▶ SET TASK
Every line must be returned precisely as it is written.

▶ DATA FOR THIS EXERCISE
◆ ◆ ◆ ◆
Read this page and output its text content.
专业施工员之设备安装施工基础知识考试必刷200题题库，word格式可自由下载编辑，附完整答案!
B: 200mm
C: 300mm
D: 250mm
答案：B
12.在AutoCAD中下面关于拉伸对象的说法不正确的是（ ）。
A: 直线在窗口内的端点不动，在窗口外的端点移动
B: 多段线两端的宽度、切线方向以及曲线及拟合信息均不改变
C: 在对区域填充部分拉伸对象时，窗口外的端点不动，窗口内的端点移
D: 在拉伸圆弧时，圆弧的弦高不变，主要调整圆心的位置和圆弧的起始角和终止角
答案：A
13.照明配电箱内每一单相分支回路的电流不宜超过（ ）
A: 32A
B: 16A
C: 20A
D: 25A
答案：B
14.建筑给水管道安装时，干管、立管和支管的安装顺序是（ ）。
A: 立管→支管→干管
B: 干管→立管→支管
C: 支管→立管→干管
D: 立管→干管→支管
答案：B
◆ ◆ ◆ ◆
▶ WRITTEN ANSWER
Read this page and output its text content.
专业施工员之设备安装施工基础知识考试必刷200题题库，word格式可自由下载编辑，附完整答案!
B: 200mm
C: 300mm
D: 250mm
答案：B
12.在AutoCAD中下面关于拉伸对象的说法不正确的是（ ）。
A: 直线在窗口内的端点不动，在窗口外的端点移动
B: 多段线两端的宽度、切线方向以及曲线及拟合信息均不改变
C: 在对区域填充部分拉伸对象时，窗口外的端点不动，窗口内的端点移
D: 在拉伸圆弧时，圆弧的弦高不变，主要调整圆心的位置和圆弧的起始角和终止角
答案：A
13.照明配电箱内每一单相分支回路的电流不宜超过（ ）
A: 32A
B: 16A
C: 20A
D: 25A
答案：B
14.建筑给水管道安装时，干管、立管和支管的安装顺序是（ ）。
A: 立管→支管→干管
B: 干管→立管→支管
C: 支管→立管→干管
D: 立管→干管→支管
答案：B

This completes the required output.